Spatial layout data:
========

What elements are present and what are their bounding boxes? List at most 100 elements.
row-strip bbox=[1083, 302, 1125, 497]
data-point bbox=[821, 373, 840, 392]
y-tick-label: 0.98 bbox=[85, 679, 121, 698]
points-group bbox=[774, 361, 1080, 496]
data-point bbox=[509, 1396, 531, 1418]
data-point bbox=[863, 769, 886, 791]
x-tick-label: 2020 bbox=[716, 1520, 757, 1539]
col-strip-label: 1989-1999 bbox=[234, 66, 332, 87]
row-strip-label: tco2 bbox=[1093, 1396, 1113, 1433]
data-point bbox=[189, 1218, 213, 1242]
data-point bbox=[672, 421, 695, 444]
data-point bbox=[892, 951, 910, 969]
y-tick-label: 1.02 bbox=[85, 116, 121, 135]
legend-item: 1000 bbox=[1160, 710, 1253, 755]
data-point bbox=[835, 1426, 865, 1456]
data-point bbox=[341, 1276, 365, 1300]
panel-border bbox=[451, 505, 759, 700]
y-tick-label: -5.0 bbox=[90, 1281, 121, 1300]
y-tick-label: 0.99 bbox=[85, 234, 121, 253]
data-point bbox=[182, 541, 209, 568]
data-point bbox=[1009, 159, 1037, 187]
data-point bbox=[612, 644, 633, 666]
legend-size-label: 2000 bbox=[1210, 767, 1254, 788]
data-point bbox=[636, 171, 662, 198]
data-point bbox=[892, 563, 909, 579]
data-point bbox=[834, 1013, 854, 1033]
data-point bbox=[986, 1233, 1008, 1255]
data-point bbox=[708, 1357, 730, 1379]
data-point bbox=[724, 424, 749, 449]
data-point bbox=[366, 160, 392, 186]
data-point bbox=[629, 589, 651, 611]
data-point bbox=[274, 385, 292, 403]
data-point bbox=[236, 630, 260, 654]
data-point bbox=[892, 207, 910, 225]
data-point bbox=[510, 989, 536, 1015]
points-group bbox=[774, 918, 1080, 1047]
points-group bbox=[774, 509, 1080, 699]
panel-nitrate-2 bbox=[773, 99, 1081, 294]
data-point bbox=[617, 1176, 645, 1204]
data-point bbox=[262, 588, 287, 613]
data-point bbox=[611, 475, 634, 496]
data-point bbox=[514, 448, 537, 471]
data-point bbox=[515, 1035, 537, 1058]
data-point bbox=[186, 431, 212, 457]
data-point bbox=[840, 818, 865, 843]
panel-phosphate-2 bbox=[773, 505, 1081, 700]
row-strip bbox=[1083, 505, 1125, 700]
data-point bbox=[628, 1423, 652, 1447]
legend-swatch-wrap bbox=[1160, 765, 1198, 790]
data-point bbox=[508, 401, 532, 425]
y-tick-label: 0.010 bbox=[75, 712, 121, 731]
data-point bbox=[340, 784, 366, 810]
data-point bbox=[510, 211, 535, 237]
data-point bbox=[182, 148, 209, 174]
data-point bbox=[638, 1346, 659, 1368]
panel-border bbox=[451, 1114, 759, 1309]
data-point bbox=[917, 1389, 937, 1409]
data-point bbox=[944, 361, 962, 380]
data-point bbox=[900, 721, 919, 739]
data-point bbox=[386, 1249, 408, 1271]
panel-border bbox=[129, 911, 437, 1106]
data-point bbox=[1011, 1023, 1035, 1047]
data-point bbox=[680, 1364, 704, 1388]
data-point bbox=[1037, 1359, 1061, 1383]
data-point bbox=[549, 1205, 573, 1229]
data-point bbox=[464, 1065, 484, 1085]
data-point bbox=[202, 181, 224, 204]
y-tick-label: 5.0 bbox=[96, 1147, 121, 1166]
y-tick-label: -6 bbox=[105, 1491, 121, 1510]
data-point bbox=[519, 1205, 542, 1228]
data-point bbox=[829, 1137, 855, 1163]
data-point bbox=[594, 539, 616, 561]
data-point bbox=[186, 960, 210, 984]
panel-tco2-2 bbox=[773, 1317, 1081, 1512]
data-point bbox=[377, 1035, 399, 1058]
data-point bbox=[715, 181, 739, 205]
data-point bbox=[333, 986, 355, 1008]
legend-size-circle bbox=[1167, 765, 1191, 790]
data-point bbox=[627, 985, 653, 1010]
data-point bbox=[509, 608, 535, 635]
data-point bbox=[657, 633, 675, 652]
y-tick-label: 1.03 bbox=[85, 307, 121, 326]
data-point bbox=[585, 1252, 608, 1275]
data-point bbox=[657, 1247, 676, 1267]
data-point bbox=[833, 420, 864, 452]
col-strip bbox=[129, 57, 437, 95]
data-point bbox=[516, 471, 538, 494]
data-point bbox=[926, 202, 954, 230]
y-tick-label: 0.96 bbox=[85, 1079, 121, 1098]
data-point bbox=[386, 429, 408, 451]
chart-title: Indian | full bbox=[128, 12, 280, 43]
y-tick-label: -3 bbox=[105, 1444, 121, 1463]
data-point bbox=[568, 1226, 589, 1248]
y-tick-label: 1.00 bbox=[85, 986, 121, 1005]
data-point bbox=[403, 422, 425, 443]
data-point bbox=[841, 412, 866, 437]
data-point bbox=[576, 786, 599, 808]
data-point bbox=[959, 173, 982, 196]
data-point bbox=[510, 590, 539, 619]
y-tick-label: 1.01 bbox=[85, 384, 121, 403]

========

### [TASK REQUIREMENTS]
Copy the listing from its first line through the line containing "row-strip-label: tco2 bbox=[1093, 1396, 1113, 1433]", including both.

### [ANSWER FOR THE TASK]
What elements are present and what are their bounding boxes? List at most 100 elements.
row-strip bbox=[1083, 302, 1125, 497]
data-point bbox=[821, 373, 840, 392]
y-tick-label: 0.98 bbox=[85, 679, 121, 698]
points-group bbox=[774, 361, 1080, 496]
data-point bbox=[509, 1396, 531, 1418]
data-point bbox=[863, 769, 886, 791]
x-tick-label: 2020 bbox=[716, 1520, 757, 1539]
col-strip-label: 1989-1999 bbox=[234, 66, 332, 87]
row-strip-label: tco2 bbox=[1093, 1396, 1113, 1433]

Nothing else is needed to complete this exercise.